- **Saved entries**
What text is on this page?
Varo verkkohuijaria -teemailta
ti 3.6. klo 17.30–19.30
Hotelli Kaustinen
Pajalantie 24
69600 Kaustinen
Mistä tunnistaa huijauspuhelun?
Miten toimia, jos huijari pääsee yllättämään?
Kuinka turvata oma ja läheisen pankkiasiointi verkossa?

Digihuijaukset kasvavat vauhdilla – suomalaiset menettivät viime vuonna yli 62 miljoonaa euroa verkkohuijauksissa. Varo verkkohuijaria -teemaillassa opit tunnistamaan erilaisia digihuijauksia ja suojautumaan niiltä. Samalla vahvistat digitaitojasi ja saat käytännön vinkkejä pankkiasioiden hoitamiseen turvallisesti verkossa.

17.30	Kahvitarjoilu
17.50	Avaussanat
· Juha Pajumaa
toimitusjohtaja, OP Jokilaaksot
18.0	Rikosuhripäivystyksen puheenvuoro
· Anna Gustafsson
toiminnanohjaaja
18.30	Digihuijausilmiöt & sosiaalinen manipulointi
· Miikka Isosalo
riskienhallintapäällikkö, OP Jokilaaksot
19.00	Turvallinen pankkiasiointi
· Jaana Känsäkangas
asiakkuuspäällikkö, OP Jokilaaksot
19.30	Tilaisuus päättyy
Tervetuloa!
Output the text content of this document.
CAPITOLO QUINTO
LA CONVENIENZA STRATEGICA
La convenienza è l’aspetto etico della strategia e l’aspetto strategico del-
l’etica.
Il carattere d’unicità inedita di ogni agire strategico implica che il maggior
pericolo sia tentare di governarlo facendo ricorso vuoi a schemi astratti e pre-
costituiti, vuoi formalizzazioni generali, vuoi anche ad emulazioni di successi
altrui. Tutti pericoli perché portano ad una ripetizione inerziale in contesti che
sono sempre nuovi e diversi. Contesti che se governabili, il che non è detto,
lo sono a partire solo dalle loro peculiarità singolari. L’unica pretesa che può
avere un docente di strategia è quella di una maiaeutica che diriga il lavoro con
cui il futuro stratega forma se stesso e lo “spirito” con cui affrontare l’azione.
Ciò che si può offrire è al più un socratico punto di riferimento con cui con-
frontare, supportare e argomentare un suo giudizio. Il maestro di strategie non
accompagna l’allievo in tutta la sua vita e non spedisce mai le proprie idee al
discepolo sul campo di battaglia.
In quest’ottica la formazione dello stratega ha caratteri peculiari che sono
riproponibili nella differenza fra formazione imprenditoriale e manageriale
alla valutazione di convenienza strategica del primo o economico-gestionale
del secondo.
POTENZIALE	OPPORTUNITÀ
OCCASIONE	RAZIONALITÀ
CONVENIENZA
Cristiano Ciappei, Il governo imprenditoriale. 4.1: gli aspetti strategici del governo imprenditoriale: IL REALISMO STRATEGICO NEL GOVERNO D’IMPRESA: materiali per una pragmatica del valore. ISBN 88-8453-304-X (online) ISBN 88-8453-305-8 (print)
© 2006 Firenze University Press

- **Task to carry out**
Copy all the lines above that hold the string "stratega".

- **Result below**
cui il futuro stratega forma se stesso e lo “spirito” con cui affrontare l’azione.
In quest’ottica la formazione dello stratega ha caratteri peculiari che sono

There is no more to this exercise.